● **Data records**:
- - - - - - -

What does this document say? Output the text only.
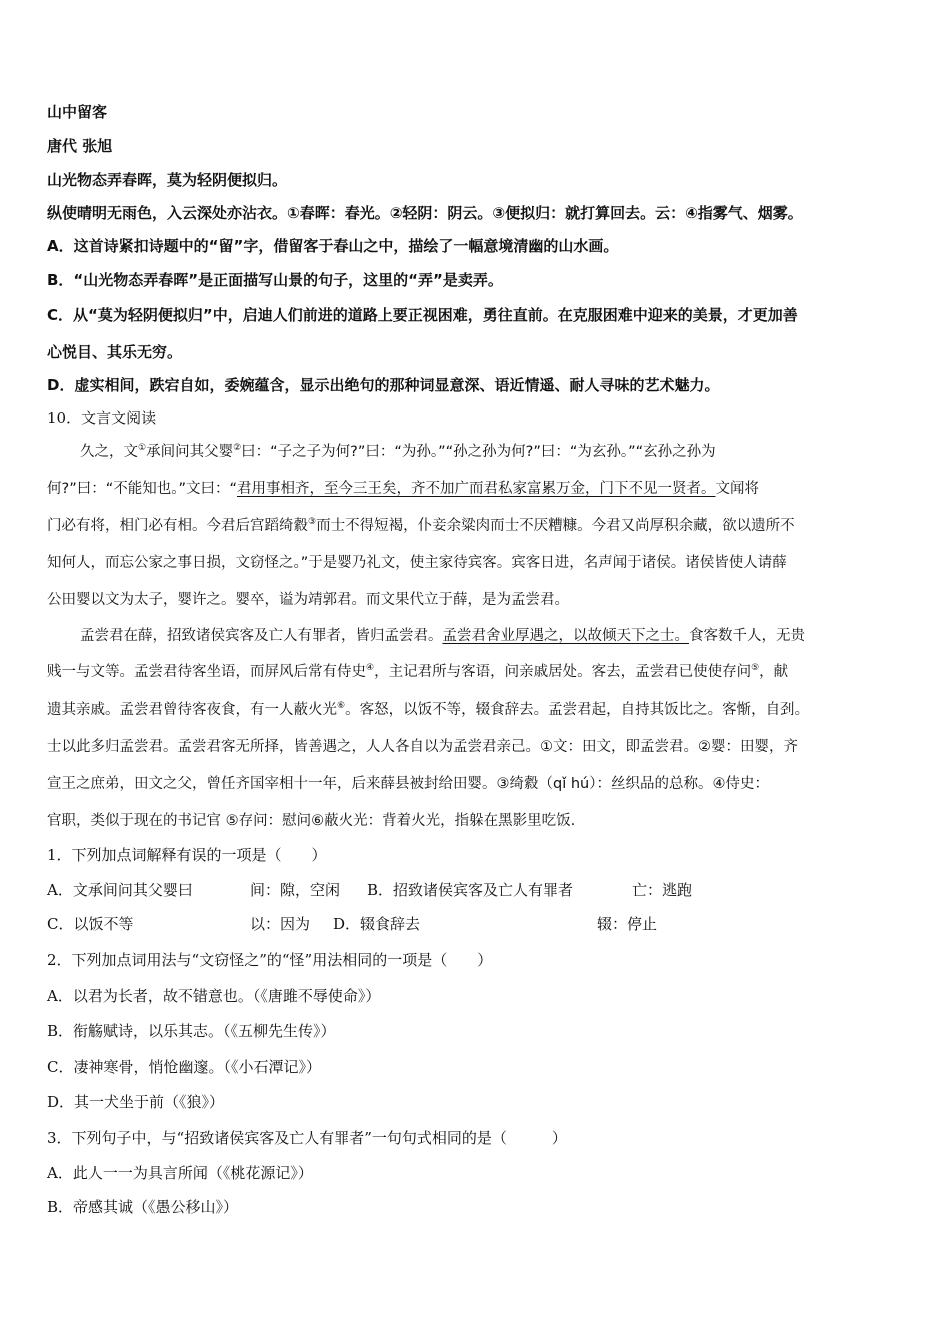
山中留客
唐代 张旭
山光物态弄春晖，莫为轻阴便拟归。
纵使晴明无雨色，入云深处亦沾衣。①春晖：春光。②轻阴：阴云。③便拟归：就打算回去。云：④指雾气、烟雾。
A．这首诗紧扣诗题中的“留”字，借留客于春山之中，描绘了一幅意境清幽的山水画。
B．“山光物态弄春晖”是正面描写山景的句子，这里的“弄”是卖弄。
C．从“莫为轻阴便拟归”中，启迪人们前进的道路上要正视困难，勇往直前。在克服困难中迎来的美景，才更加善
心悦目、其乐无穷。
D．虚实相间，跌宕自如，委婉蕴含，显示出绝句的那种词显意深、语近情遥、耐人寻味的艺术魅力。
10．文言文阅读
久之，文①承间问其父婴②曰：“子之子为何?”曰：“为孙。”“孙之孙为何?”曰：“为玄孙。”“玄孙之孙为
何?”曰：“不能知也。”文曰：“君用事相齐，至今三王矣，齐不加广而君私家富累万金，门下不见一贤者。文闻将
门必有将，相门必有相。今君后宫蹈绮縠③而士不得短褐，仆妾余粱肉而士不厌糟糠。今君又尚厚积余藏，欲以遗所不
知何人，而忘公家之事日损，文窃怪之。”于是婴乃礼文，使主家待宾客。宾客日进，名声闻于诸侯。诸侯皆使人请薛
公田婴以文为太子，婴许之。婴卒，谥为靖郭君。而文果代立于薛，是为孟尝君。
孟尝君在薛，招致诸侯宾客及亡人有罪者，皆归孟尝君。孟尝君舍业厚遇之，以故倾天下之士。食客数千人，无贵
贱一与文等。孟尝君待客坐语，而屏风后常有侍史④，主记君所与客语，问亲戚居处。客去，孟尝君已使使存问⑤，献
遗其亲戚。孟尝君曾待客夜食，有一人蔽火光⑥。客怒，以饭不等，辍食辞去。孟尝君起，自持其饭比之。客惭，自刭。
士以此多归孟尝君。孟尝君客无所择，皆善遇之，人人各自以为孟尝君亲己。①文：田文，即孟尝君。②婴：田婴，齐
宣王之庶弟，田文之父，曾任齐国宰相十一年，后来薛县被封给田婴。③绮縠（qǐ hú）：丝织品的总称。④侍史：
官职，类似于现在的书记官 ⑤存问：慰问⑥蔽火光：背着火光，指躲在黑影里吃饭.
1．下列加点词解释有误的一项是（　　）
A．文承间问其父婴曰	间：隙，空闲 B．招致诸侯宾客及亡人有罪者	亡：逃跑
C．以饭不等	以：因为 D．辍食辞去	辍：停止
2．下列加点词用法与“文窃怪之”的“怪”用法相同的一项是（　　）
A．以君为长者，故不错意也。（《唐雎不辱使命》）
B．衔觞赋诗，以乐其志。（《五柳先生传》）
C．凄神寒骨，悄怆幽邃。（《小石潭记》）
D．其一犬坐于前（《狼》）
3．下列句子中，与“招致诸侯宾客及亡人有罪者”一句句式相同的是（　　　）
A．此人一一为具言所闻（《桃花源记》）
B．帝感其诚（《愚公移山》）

- - - - - - -

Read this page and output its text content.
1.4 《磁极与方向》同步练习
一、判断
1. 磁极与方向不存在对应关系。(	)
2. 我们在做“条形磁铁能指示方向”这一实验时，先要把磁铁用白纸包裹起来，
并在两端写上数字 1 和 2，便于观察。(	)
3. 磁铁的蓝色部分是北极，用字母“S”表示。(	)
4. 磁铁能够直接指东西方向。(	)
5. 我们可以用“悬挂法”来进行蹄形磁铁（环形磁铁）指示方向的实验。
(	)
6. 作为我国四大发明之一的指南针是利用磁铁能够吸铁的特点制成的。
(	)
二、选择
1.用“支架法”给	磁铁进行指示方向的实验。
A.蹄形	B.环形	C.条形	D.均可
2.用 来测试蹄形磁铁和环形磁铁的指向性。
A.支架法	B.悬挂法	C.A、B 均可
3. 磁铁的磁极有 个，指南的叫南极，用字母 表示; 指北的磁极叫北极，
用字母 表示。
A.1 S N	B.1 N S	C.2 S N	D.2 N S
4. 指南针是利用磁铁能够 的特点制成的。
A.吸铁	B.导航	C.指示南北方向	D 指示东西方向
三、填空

- - - - - - -

Working from the listing above, pick out every line that has "山光物态弄春晖" and copy it.

山光物态弄春晖，莫为轻阴便拟归。
B．“山光物态弄春晖”是正面描写山景的句子，这里的“弄”是卖弄。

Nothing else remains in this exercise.